Nippes: Mehr Sicherheit auf dem Erzbergerplatz
Der Erzbergerplatz war ein Juwel des Kölner Städtebaus. Bis er von Autos zugeparkt wurde und die Bäume eingingen. Jetzt soll sein alter Glanz neu aufpoliert werden: mit „freien Ecken“ für sicheres Queren der Fahrbahn und mit Stellplätzen für Fahrräder.
 
 
Im dicht besiedelten Stadtteil Nippes sind Grünflächen und Erholungsorte selten. Der Erzbergerplatz bietet eine schöne Ausnahme mit Spielplatz, Sitzmöglichkeiten und einigen Beeten. Geplant und gebaut wurde der Platz Anfang des 20. Jahrhunderts nach Plänen von Fritz Encke. Nach seinem Credo sollten „neue Grünanlagen Licht und Luft in Stadtbild bringen“, wie es später hieß. Genau dies ging über die Jahrzehnte verloren, so dass zuletzt auch die Flächen zwischen den Bäumen auf dem Platz als Parkplätze für Pkw missbraucht wurden. Darunter litt nicht zuletzt auch die Sicherheit der auf dem Platz spielenden Kinder.

== AUFGABEN ==
- 1) Nach wessen Plänen wurde laut dem Text über den Erzbergerplatz der Platz Anfang des 20. Jahrhunderts angelegt?
- 2) Gib aus dem Text über den Erzbergerplatz den Abschnitt wortgetreu wieder, der bei „Nippes: Mehr Sicherheit“ beginnt und bei „Stellplätzen für Fahrräder.“ endet.
Die Datensätze stammen aus einer anderen Quelle.

== BEREITGESTELLTES MATERIAL ==
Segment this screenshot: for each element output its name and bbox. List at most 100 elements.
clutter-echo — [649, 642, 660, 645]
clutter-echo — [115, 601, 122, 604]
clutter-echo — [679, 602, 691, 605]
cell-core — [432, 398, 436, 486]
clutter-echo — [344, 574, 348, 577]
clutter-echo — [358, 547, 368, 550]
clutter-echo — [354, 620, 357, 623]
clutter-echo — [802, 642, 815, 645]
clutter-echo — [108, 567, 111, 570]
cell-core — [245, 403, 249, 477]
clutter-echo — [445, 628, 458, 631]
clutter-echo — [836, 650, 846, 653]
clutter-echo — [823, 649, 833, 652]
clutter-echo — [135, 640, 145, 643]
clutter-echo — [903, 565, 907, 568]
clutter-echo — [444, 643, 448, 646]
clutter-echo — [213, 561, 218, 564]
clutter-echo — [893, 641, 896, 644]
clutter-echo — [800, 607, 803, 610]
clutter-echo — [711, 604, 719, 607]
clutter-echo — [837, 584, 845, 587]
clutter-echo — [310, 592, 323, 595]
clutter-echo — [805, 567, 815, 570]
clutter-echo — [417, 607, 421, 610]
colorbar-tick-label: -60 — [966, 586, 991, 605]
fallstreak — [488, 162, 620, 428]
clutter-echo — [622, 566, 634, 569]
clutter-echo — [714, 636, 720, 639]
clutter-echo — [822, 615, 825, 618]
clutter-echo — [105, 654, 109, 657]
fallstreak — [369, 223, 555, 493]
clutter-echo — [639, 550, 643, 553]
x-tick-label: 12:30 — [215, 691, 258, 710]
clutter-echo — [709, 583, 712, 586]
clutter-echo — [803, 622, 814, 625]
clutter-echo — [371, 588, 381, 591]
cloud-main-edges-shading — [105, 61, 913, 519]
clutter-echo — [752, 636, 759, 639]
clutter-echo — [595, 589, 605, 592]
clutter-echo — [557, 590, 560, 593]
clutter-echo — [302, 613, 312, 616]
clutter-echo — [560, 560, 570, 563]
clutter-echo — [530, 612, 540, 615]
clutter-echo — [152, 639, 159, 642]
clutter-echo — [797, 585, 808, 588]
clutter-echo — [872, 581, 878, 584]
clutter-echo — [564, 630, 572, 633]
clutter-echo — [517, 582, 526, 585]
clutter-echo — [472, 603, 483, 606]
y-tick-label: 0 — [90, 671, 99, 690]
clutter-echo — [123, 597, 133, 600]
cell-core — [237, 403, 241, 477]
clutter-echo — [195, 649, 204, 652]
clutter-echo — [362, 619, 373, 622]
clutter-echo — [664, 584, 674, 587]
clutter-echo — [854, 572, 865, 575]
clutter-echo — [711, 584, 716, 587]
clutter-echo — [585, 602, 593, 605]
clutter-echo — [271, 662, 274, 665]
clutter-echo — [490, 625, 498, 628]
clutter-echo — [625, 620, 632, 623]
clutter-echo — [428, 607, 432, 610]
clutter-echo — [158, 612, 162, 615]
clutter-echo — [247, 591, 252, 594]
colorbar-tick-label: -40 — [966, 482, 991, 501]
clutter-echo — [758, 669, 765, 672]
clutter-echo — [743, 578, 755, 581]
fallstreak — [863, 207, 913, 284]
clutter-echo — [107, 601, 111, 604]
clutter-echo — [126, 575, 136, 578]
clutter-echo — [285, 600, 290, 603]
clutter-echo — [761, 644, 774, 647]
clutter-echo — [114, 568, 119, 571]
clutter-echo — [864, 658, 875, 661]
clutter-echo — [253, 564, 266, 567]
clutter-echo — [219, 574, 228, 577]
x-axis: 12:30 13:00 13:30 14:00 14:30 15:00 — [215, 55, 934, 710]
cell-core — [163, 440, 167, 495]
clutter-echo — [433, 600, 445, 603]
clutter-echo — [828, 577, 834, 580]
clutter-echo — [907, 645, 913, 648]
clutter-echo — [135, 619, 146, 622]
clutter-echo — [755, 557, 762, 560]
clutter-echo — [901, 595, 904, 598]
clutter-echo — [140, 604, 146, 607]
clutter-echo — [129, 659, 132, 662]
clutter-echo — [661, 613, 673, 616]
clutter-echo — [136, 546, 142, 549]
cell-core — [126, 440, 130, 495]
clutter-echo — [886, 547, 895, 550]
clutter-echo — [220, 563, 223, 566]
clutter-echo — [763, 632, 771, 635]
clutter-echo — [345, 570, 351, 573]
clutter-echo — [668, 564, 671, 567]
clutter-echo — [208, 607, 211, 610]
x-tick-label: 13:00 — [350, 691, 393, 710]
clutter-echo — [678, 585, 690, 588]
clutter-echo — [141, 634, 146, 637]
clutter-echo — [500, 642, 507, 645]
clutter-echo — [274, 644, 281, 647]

== LÖSUNGEN ==
- 1) Nach Plänen von Fritz Encke.

- 2)
Nippes: Mehr Sicherheit auf dem Erzbergerplatz
Der Erzbergerplatz war ein Juwel des Kölner Städtebaus. Bis er von Autos zugeparkt wurde und die Bäume eingingen. Jetzt soll sein alter Glanz neu aufpoliert werden: mit „freien Ecken“ für sicheres Queren der Fahrbahn und mit Stellplätzen für Fahrräder.